### O que fazer
Formate todas as linhas dos dados abaixo como uma lista JSON de strings, uma por linha, omitindo as linhas em branco. Deixe as imagens fora da resposta.

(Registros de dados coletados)
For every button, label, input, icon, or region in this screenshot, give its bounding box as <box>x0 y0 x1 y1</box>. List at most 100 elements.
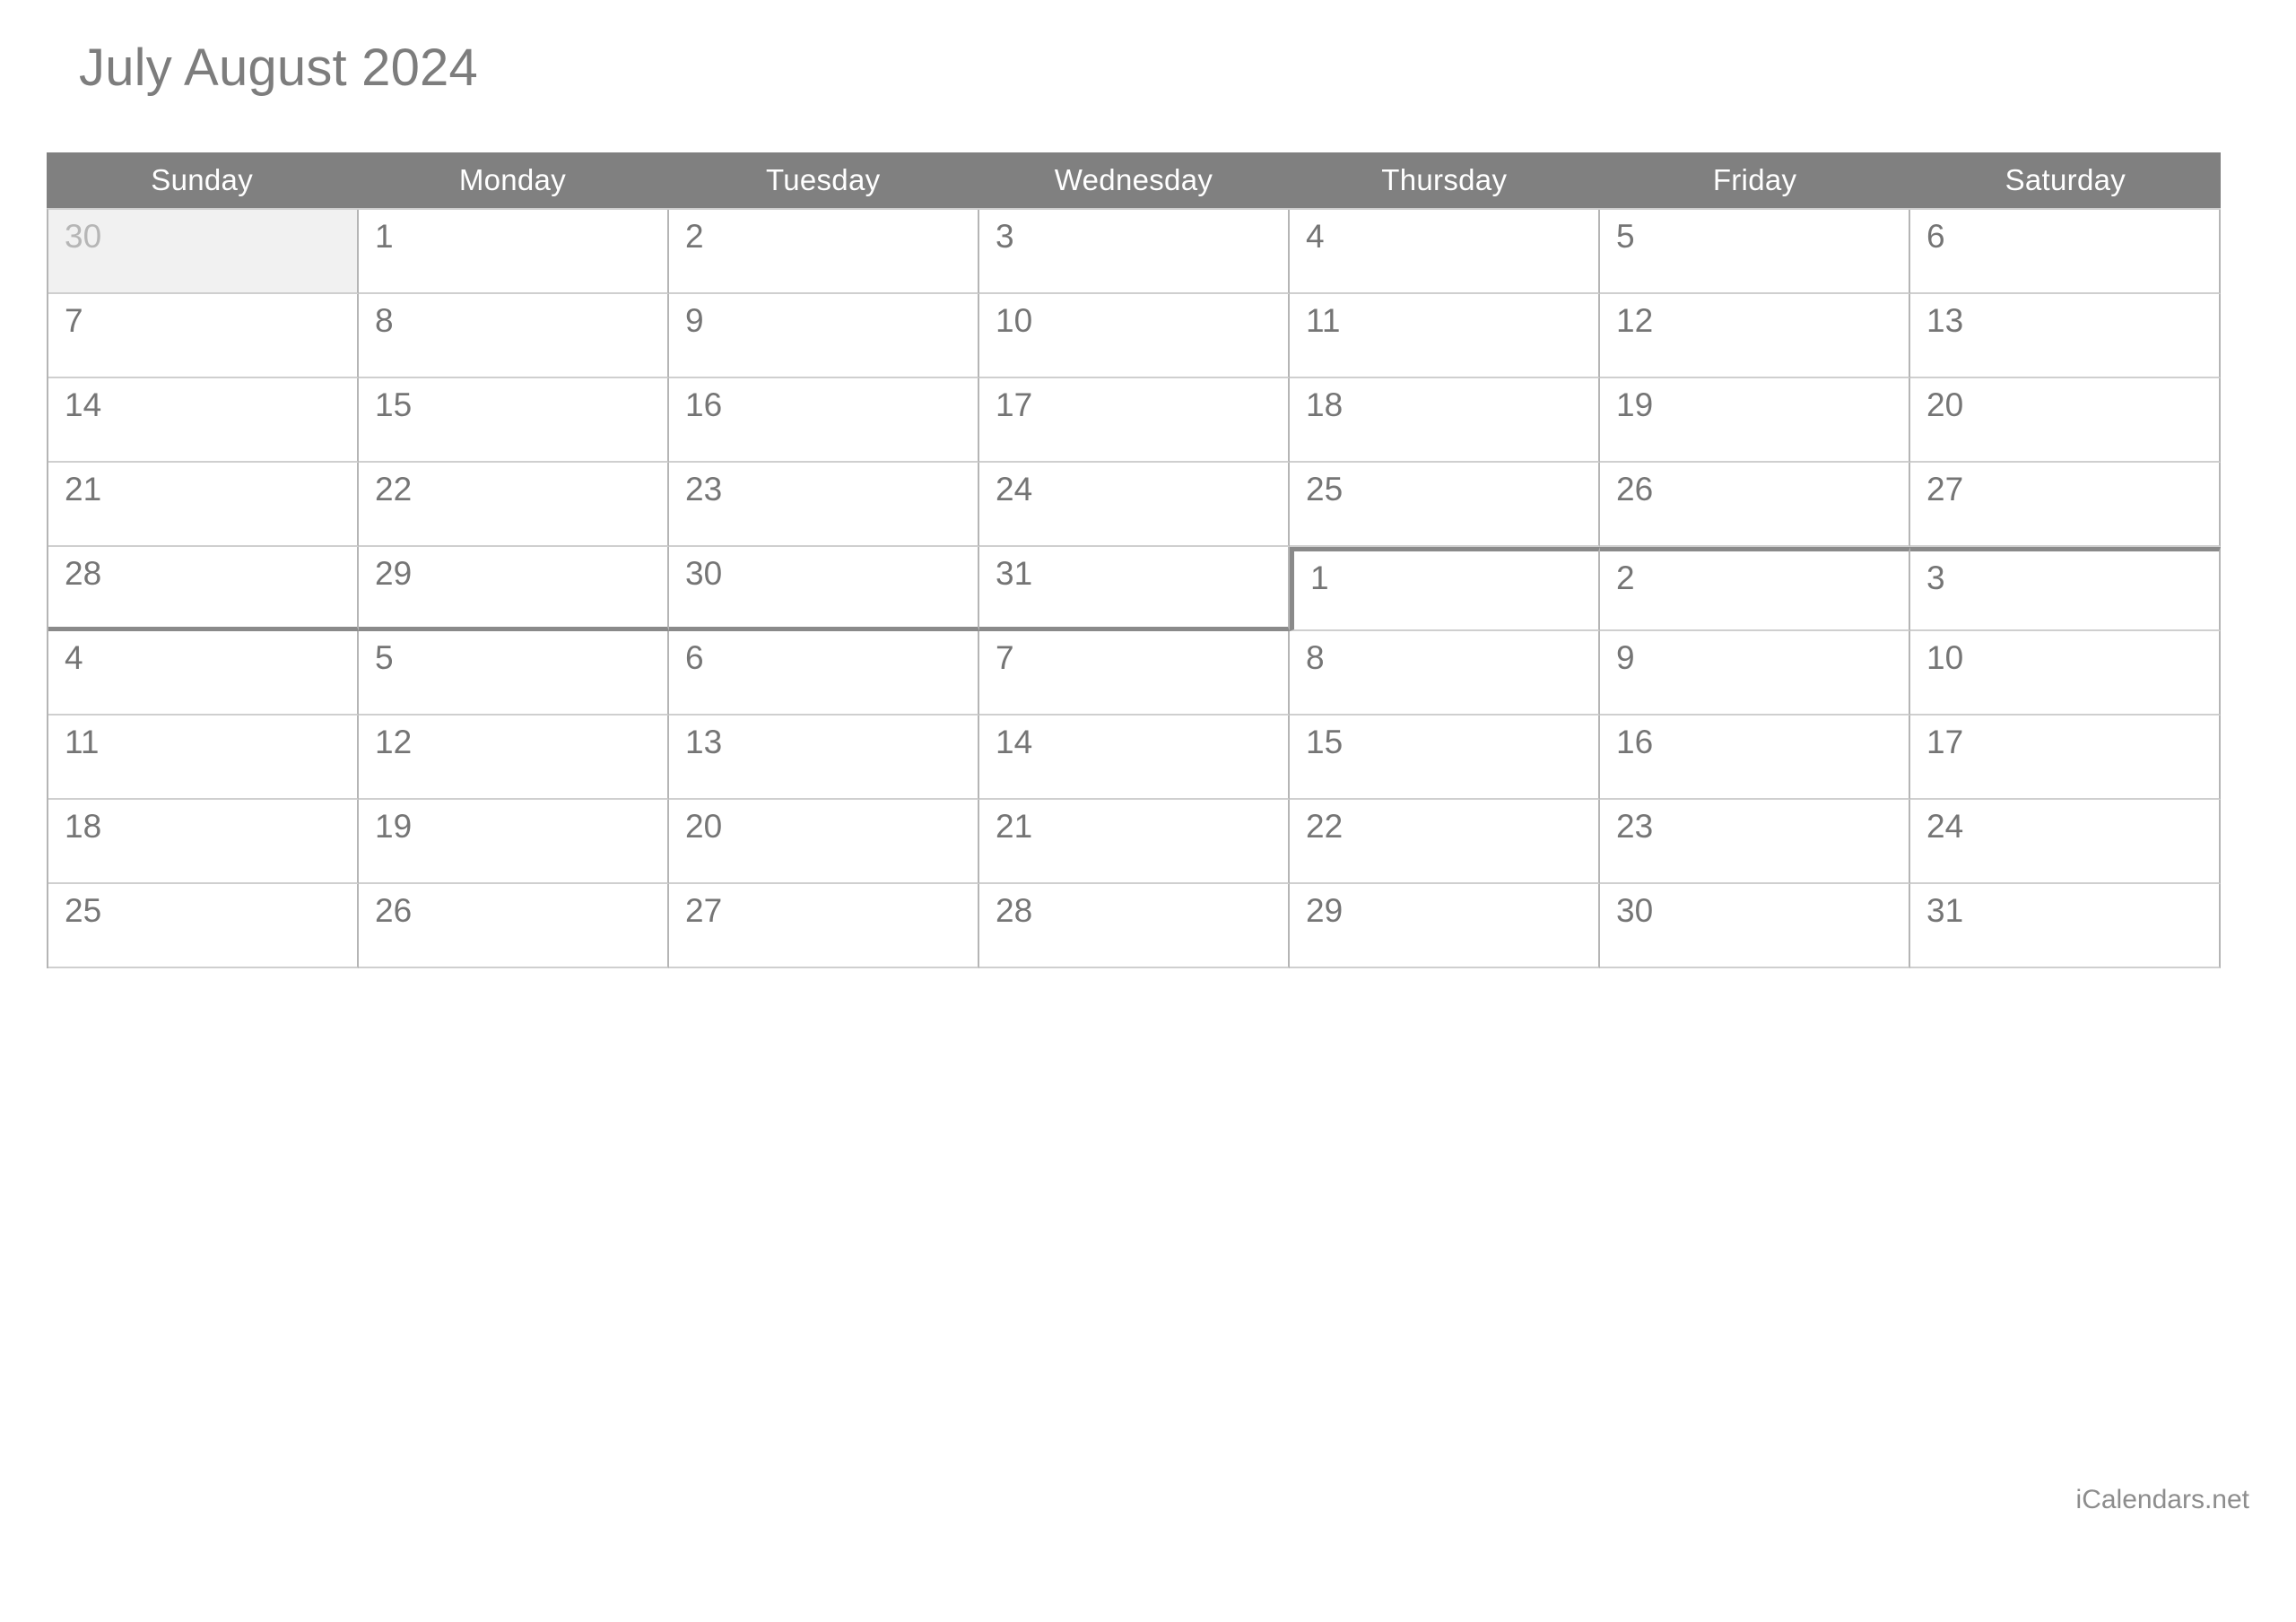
day-number: 26 <box>1616 471 1654 507</box>
day-cell[interactable]: 28 <box>979 884 1290 968</box>
day-cell[interactable]: 16 <box>1600 716 1910 800</box>
day-number: 11 <box>65 724 100 760</box>
day-cell[interactable]: 1 <box>359 210 669 294</box>
weekday-header-sunday: Sunday <box>151 163 253 196</box>
day-cell[interactable]: 10 <box>979 294 1290 378</box>
day-cell[interactable]: 28 <box>48 547 359 631</box>
day-cell[interactable]: 13 <box>1910 294 2221 378</box>
footer-attribution: iCalendars.net <box>2075 1485 2249 1514</box>
day-cell[interactable]: 27 <box>669 884 979 968</box>
day-cell[interactable]: 29 <box>359 547 669 631</box>
day-cell[interactable]: 2 <box>1600 547 1910 631</box>
weekday-header-saturday: Saturday <box>2005 163 2126 196</box>
day-cell[interactable]: 15 <box>1290 716 1600 800</box>
day-cell[interactable]: 30 <box>669 547 979 631</box>
day-cell[interactable]: 20 <box>1910 378 2221 463</box>
day-cell[interactable]: 6 <box>669 631 979 716</box>
day-cell[interactable]: 4 <box>1290 210 1600 294</box>
day-cell[interactable]: 1 <box>1290 547 1600 631</box>
day-cell[interactable]: 8 <box>1290 631 1600 716</box>
day-number: 11 <box>1306 302 1341 339</box>
day-cell[interactable]: 31 <box>1910 884 2221 968</box>
day-cell[interactable]: 17 <box>979 378 1290 463</box>
day-cell[interactable]: 10 <box>1910 631 2221 716</box>
day-cell[interactable]: 7 <box>48 294 359 378</box>
day-cell[interactable]: 21 <box>48 463 359 547</box>
day-cell[interactable]: 23 <box>1600 800 1910 884</box>
day-cell[interactable]: 31 <box>979 547 1290 631</box>
day-cell[interactable]: 27 <box>1910 463 2221 547</box>
day-number: 31 <box>996 555 1033 592</box>
day-cell[interactable]: 30 <box>1600 884 1910 968</box>
day-cell[interactable]: 15 <box>359 378 669 463</box>
day-cell[interactable]: 5 <box>359 631 669 716</box>
day-cell[interactable]: 25 <box>1290 463 1600 547</box>
calendar-grid: Sunday Monday Tuesday Wednesday Thursday Frid… <box>47 152 2221 968</box>
day-cell[interactable]: 24 <box>1910 800 2221 884</box>
day-number: 15 <box>375 386 413 423</box>
day-cell[interactable]: 12 <box>359 716 669 800</box>
day-cell[interactable]: 3 <box>1910 547 2221 631</box>
day-number: 29 <box>375 555 413 592</box>
day-number: 16 <box>1616 724 1654 760</box>
day-cell[interactable]: 18 <box>48 800 359 884</box>
day-number: 2 <box>1616 559 1635 596</box>
day-number: 9 <box>1616 639 1635 676</box>
day-cell[interactable]: 26 <box>1600 463 1910 547</box>
day-cell[interactable]: 26 <box>359 884 669 968</box>
day-cell[interactable]: 19 <box>1600 378 1910 463</box>
weekday-header-row: Sunday Monday Tuesday Wednesday Thursday Frid… <box>47 152 2221 208</box>
day-cell[interactable]: 20 <box>669 800 979 884</box>
day-cell[interactable]: 5 <box>1600 210 1910 294</box>
day-number: 18 <box>1306 386 1344 423</box>
day-cell[interactable]: 23 <box>669 463 979 547</box>
day-cell[interactable]: 11 <box>1290 294 1600 378</box>
day-number: 27 <box>685 892 723 929</box>
day-cell[interactable]: 6 <box>1910 210 2221 294</box>
day-cell[interactable]: 8 <box>359 294 669 378</box>
day-cell[interactable]: 22 <box>1290 800 1600 884</box>
day-cell[interactable]: 14 <box>979 716 1290 800</box>
day-cell[interactable]: 12 <box>1600 294 1910 378</box>
day-cell[interactable]: 30 <box>48 210 359 294</box>
day-cell[interactable]: 4 <box>48 631 359 716</box>
day-cell[interactable]: 9 <box>669 294 979 378</box>
day-cell[interactable]: 13 <box>669 716 979 800</box>
day-number: 10 <box>1926 639 1964 676</box>
day-cell[interactable]: 25 <box>48 884 359 968</box>
day-number: 5 <box>1616 218 1635 255</box>
day-cell[interactable]: 24 <box>979 463 1290 547</box>
day-number: 4 <box>65 639 83 676</box>
day-number: 8 <box>375 302 394 339</box>
day-cell[interactable]: 2 <box>669 210 979 294</box>
day-cell[interactable]: 18 <box>1290 378 1600 463</box>
day-number: 25 <box>1306 471 1344 507</box>
day-cell[interactable]: 7 <box>979 631 1290 716</box>
calendar-page: July August 2024 Sunday Monday Tuesday Wedn… <box>0 0 2296 1622</box>
day-number: 10 <box>996 302 1033 339</box>
day-cell[interactable]: 16 <box>669 378 979 463</box>
day-cell[interactable]: 22 <box>359 463 669 547</box>
day-cell[interactable]: 19 <box>359 800 669 884</box>
day-number: 19 <box>1616 386 1654 423</box>
day-number: 20 <box>1926 386 1964 423</box>
day-number: 13 <box>685 724 723 760</box>
day-cell[interactable]: 29 <box>1290 884 1600 968</box>
day-number: 15 <box>1306 724 1344 760</box>
day-cell[interactable]: 9 <box>1600 631 1910 716</box>
day-number: 30 <box>685 555 723 592</box>
day-number: 19 <box>375 808 413 845</box>
day-number: 30 <box>1616 892 1654 929</box>
day-cell[interactable]: 3 <box>979 210 1290 294</box>
weekday-header-tuesday: Tuesday <box>765 163 881 196</box>
day-number: 9 <box>685 302 704 339</box>
day-cell[interactable]: 11 <box>48 716 359 800</box>
day-number: 18 <box>65 808 102 845</box>
day-number: 21 <box>65 471 102 507</box>
day-cell[interactable]: 21 <box>979 800 1290 884</box>
day-cell[interactable]: 17 <box>1910 716 2221 800</box>
day-number: 22 <box>1306 808 1344 845</box>
day-cell[interactable]: 14 <box>48 378 359 463</box>
day-number: 8 <box>1306 639 1325 676</box>
day-number: 22 <box>375 471 413 507</box>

### Resposta abaixo
[
  "For every button, label, input, icon, or region in this screenshot, give its bounding box as <box>x0 y0 x1 y1</box>. List at most 100 elements.",
  "day-number: 26 <box>1616 471 1654 507</box>",
  "day-cell[interactable]: 28 <box>979 884 1290 968</box>",
  "day-cell[interactable]: 16 <box>1600 716 1910 800</box>",
  "day-number: 11 <box>65 724 100 760</box>",
  "day-cell[interactable]: 1 <box>359 210 669 294</box>",
  "weekday-header-sunday: Sunday <box>151 163 253 196</box>",
  "day-cell[interactable]: 10 <box>979 294 1290 378</box>",
  "day-cell[interactable]: 28 <box>48 547 359 631</box>",
  "day-cell[interactable]: 13 <box>1910 294 2221 378</box>",
  "footer-attribution: iCalendars.net <box>2075 1485 2249 1514</box>",
  "day-cell[interactable]: 27 <box>669 884 979 968</box>",
  "day-cell[interactable]: 29 <box>359 547 669 631</box>",
  "day-cell[interactable]: 2 <box>1600 547 1910 631</box>",
  "weekday-header-saturday: Saturday <box>2005 163 2126 196</box>",
  "day-cell[interactable]: 15 <box>1290 716 1600 800</box>",
  "day-cell[interactable]: 30 <box>669 547 979 631</box>",
  "day-cell[interactable]: 20 <box>1910 378 2221 463</box>",
  "day-cell[interactable]: 6 <box>669 631 979 716</box>",
  "day-cell[interactable]: 4 <box>1290 210 1600 294</box>",
  "day-cell[interactable]: 1 <box>1290 547 1600 631</box>",
  "day-cell[interactable]: 8 <box>1290 631 1600 716</box>",
  "day-number: 11 <box>1306 302 1341 339</box>",
  "day-cell[interactable]: 31 <box>1910 884 2221 968</box>",
  "day-cell[interactable]: 17 <box>979 378 1290 463</box>",
  "day-cell[interactable]: 10 <box>1910 631 2221 716</box>",
  "day-cell[interactable]: 7 <box>48 294 359 378</box>",
  "day-cell[interactable]: 21 <box>48 463 359 547</box>",
  "day-cell[interactable]: 23 <box>1600 800 1910 884</box>",
  "day-cell[interactable]: 31 <box>979 547 1290 631</box>",
  "day-cell[interactable]: 27 <box>1910 463 2221 547</box>",
  "day-number: 31 <box>996 555 1033 592</box>",
  "day-cell[interactable]: 30 <box>1600 884 1910 968</box>",
  "day-cell[interactable]: 15 <box>359 378 669 463</box>",
  "day-cell[interactable]: 5 <box>359 631 669 716</box>",
  "day-cell[interactable]: 25 <box>1290 463 1600 547</box>",
  "calendar-grid: Sunday Monday Tuesday Wednesday Thursday Frid… <box>47 152 2221 968</box>",
  "day-cell[interactable]: 24 <box>1910 800 2221 884</box>",
  "day-number: 15 <box>375 386 413 423</box>",
  "day-cell[interactable]: 12 <box>359 716 669 800</box>",
  "day-cell[interactable]: 3 <box>1910 547 2221 631</box>",
  "day-number: 29 <box>375 555 413 592</box>",
  "day-number: 16 <box>1616 724 1654 760</box>",
  "day-cell[interactable]: 18 <box>48 800 359 884</box>",
  "day-number: 2 <box>1616 559 1635 596</box>",
  "day-number: 9 <box>1616 639 1635 676</box>",
  "day-cell[interactable]: 26 <box>1600 463 1910 547</box>",
  "day-cell[interactable]: 26 <box>359 884 669 968</box>",
  "day-cell[interactable]: 19 <box>1600 378 1910 463</box>",
  "weekday-header-row: Sunday Monday Tuesday Wednesday Thursday Frid… <box>47 152 2221 208</box>",
  "day-cell[interactable]: 20 <box>669 800 979 884</box>",
  "day-cell[interactable]: 5 <box>1600 210 1910 294</box>",
  "day-number: 18 <box>1306 386 1344 423</box>",
  "day-cell[interactable]: 23 <box>669 463 979 547</box>",
  "day-cell[interactable]: 11 <box>1290 294 1600 378</box>",
  "day-number: 27 <box>685 892 723 929</box>",
  "day-cell[interactable]: 6 <box>1910 210 2221 294</box>",
  "day-cell[interactable]: 8 <box>359 294 669 378</box>",
  "day-cell[interactable]: 22 <box>1290 800 1600 884</box>",
  "day-cell[interactable]: 14 <box>979 716 1290 800</box>",
  "day-cell[interactable]: 12 <box>1600 294 1910 378</box>",
  "day-cell[interactable]: 30 <box>48 210 359 294</box>",
  "day-cell[interactable]: 4 <box>48 631 359 716</box>",
  "day-cell[interactable]: 9 <box>669 294 979 378</box>",
  "day-cell[interactable]: 13 <box>669 716 979 800</box>",
  "day-number: 10 <box>1926 639 1964 676</box>",
  "day-cell[interactable]: 25 <box>48 884 359 968</box>",
  "day-number: 5 <box>1616 218 1635 255</box>",
  "day-cell[interactable]: 24 <box>979 463 1290 547</box>",
  "day-number: 4 <box>65 639 83 676</box>",
  "day-number: 8 <box>375 302 394 339</box>",
  "day-cell[interactable]: 2 <box>669 210 979 294</box>",
  "day-cell[interactable]: 18 <box>1290 378 1600 463</box>",
  "day-number: 25 <box>1306 471 1344 507</box>",
  "day-cell[interactable]: 7 <box>979 631 1290 716</box>",
  "calendar-page: July August 2024 Sunday Monday Tuesday Wedn… <box>0 0 2296 1622</box>",
  "day-number: 10 <box>996 302 1033 339</box>",
  "day-cell[interactable]: 16 <box>669 378 979 463</box>",
  "day-cell[interactable]: 22 <box>359 463 669 547</box>",
  "day-cell[interactable]: 19 <box>359 800 669 884</box>",
  "day-number: 19 <box>1616 386 1654 423</box>",
  "day-number: 20 <box>1926 386 1964 423</box>",
  "day-number: 13 <box>685 724 723 760</box>",
  "day-cell[interactable]: 29 <box>1290 884 1600 968</box>",
  "day-number: 15 <box>1306 724 1344 760</box>",
  "day-cell[interactable]: 9 <box>1600 631 1910 716</box>",
  "day-number: 30 <box>685 555 723 592</box>",
  "day-number: 19 <box>375 808 413 845</box>",
  "day-number: 30 <box>1616 892 1654 929</box>",
  "day-cell[interactable]: 3 <box>979 210 1290 294</box>",
  "weekday-header-tuesday: Tuesday <box>765 163 881 196</box>",
  "day-number: 9 <box>685 302 704 339</box>",
  "day-cell[interactable]: 11 <box>48 716 359 800</box>",
  "day-number: 18 <box>65 808 102 845</box>",
  "day-number: 21 <box>65 471 102 507</box>",
  "day-cell[interactable]: 21 <box>979 800 1290 884</box>",
  "day-cell[interactable]: 17 <box>1910 716 2221 800</box>",
  "day-number: 22 <box>1306 808 1344 845</box>",
  "day-cell[interactable]: 14 <box>48 378 359 463</box>",
  "day-number: 8 <box>1306 639 1325 676</box>",
  "day-number: 22 <box>375 471 413 507</box>"
]